(Data records)
◆ ◆ ◆

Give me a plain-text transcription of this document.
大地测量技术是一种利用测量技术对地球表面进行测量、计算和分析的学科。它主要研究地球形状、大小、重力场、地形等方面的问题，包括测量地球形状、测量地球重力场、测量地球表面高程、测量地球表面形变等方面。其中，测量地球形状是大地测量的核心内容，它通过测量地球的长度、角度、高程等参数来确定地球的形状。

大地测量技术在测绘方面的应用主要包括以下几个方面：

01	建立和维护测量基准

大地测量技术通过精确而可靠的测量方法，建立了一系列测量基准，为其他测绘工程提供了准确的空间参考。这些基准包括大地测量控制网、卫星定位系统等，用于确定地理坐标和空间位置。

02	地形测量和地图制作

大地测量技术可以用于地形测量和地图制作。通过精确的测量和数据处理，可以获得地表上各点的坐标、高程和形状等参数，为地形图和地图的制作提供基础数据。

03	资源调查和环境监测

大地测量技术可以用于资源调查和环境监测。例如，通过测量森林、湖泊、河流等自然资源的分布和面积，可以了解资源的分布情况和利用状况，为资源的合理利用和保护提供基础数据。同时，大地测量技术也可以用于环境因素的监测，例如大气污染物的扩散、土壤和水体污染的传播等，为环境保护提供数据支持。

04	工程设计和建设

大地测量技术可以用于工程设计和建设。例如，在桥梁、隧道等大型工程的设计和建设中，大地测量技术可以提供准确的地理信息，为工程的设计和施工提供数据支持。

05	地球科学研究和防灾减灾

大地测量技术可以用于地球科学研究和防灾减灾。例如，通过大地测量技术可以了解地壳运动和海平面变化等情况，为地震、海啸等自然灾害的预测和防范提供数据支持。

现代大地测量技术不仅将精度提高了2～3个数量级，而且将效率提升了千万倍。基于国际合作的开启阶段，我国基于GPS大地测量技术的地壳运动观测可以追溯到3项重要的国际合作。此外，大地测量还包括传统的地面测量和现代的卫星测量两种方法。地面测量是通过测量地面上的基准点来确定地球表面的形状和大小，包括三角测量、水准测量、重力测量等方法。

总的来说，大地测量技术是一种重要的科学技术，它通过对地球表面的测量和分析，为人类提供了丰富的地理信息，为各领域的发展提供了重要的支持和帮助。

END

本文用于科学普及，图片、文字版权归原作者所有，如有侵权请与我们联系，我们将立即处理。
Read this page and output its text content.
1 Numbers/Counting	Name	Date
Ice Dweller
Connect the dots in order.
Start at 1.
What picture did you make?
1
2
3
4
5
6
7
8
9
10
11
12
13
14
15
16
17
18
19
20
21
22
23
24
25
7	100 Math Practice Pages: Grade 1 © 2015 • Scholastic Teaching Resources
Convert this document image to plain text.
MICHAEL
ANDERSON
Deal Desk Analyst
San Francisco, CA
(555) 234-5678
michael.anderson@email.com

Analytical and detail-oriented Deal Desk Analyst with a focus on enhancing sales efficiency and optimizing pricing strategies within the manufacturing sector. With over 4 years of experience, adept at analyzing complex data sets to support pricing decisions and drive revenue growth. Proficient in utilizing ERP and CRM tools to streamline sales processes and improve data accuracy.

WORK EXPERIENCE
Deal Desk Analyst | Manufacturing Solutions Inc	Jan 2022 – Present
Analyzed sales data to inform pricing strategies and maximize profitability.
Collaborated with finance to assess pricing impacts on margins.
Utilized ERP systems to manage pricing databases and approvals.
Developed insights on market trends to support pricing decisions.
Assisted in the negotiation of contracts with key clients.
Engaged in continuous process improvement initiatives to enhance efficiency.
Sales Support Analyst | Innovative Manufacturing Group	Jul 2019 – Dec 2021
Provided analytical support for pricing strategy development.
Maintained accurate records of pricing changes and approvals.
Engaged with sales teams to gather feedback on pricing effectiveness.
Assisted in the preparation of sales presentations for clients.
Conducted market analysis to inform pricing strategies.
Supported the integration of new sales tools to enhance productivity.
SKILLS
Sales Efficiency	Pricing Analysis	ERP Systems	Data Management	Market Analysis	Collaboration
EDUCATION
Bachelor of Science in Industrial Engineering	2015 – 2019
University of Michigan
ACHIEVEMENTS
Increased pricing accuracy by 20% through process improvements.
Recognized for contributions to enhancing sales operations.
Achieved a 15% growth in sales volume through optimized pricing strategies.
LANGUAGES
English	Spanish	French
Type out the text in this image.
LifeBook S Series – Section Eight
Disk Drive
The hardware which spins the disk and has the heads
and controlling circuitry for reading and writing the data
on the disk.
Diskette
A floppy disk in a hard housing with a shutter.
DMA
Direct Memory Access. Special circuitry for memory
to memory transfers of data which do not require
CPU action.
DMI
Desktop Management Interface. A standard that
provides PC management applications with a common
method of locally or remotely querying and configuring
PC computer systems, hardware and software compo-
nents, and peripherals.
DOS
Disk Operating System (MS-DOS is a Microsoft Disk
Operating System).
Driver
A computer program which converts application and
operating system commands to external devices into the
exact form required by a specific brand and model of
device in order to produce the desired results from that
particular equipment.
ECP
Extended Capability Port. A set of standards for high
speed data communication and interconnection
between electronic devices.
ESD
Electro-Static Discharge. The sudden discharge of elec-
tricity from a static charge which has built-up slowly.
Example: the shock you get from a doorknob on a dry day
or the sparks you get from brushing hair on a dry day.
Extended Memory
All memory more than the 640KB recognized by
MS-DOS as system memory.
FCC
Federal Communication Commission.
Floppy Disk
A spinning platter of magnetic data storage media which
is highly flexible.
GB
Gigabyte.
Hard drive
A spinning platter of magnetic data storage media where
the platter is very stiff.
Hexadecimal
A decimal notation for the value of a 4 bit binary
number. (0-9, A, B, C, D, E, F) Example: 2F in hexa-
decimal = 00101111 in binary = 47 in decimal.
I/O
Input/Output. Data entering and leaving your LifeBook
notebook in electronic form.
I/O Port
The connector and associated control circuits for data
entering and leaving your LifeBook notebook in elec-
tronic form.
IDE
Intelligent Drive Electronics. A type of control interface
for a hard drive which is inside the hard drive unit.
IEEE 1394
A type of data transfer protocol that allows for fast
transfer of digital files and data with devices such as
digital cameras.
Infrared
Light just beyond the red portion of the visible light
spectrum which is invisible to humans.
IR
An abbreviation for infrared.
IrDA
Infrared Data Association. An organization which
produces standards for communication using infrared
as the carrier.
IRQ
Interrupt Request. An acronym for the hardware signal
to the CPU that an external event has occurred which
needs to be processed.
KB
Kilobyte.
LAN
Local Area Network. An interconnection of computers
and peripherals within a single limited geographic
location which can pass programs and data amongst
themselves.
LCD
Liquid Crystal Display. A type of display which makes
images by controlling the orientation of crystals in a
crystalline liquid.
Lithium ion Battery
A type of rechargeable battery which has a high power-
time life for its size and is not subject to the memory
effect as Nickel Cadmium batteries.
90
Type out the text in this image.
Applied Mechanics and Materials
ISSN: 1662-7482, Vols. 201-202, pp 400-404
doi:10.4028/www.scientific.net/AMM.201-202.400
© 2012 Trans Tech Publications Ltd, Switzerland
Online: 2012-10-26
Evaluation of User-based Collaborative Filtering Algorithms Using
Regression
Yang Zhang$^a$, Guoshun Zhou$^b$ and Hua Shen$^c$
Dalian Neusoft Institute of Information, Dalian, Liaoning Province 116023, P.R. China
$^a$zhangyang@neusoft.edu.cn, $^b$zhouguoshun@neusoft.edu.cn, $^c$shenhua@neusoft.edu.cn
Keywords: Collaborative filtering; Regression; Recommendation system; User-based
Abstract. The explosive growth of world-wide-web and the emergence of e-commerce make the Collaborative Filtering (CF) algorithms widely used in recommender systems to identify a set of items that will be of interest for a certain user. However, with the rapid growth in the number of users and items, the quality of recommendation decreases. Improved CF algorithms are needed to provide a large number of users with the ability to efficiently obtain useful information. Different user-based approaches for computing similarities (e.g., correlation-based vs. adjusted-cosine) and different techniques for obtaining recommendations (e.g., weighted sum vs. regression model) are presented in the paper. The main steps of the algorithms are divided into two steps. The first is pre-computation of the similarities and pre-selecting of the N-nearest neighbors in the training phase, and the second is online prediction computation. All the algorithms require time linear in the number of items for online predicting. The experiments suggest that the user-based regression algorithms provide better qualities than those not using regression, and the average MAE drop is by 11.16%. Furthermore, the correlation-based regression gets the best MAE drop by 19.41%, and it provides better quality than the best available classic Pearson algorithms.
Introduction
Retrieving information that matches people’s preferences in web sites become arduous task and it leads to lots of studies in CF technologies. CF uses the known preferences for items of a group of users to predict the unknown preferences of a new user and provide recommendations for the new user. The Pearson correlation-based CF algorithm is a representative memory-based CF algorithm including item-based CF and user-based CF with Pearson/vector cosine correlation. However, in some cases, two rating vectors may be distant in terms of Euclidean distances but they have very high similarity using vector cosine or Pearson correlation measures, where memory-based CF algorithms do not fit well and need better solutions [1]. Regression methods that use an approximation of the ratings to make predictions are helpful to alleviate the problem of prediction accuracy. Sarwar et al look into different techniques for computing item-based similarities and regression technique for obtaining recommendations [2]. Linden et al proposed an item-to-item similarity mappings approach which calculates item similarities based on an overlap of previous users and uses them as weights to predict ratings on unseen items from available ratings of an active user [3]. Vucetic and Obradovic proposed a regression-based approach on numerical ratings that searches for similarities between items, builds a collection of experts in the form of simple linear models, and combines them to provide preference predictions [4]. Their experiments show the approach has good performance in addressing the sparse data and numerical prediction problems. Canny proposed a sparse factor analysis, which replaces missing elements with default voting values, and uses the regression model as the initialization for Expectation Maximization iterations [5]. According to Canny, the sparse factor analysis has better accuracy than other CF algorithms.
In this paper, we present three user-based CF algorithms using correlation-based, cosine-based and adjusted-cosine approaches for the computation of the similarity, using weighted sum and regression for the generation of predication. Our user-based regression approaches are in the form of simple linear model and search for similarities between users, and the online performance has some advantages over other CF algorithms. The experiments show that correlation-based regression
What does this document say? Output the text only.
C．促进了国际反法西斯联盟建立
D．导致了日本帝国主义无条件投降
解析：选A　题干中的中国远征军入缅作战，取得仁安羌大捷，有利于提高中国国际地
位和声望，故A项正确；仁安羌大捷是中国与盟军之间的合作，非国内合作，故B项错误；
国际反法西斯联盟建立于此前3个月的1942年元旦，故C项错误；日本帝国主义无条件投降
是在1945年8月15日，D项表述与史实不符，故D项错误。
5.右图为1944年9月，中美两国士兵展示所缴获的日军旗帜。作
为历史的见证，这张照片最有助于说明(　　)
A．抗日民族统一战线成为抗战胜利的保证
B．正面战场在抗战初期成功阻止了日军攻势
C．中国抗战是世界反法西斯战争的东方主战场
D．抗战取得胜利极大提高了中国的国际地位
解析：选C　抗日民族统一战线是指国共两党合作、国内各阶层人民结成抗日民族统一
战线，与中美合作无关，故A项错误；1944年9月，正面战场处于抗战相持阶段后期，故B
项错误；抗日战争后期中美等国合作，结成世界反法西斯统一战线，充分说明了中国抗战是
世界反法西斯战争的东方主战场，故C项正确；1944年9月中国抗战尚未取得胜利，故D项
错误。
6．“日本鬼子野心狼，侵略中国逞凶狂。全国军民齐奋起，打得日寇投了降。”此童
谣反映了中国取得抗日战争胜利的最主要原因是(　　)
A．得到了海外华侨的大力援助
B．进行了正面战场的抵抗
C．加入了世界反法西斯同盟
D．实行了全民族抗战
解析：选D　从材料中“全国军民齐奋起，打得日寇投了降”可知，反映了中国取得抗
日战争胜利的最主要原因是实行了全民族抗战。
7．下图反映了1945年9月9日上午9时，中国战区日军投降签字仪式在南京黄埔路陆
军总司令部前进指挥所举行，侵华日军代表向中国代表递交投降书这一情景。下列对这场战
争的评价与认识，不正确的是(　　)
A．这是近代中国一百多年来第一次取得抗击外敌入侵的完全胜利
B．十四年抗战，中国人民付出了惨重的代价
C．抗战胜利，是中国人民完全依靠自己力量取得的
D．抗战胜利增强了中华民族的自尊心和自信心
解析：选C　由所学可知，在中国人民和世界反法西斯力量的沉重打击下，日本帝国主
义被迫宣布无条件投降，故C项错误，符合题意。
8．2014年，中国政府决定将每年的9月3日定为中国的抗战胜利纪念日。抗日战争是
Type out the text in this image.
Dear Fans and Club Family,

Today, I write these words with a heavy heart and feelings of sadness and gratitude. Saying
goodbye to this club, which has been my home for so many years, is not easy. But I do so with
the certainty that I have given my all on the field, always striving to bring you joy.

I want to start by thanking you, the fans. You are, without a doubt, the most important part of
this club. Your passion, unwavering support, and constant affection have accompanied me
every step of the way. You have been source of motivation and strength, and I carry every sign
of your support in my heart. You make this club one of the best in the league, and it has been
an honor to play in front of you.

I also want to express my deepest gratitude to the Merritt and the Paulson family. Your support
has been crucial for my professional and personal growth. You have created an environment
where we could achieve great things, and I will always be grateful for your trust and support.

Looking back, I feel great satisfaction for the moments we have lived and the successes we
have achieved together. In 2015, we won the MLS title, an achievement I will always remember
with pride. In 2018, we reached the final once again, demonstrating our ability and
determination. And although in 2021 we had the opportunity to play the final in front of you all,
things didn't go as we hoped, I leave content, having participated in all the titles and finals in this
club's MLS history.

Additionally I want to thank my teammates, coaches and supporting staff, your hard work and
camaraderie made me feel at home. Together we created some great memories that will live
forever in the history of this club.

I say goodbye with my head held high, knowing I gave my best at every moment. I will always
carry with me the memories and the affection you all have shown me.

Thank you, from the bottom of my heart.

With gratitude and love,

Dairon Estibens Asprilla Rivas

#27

◆ ◆ ◆

Identify lines with the string "order". Copy each one.

Solution to this task
Connect the dots in order.
device in order to produce the desired results from that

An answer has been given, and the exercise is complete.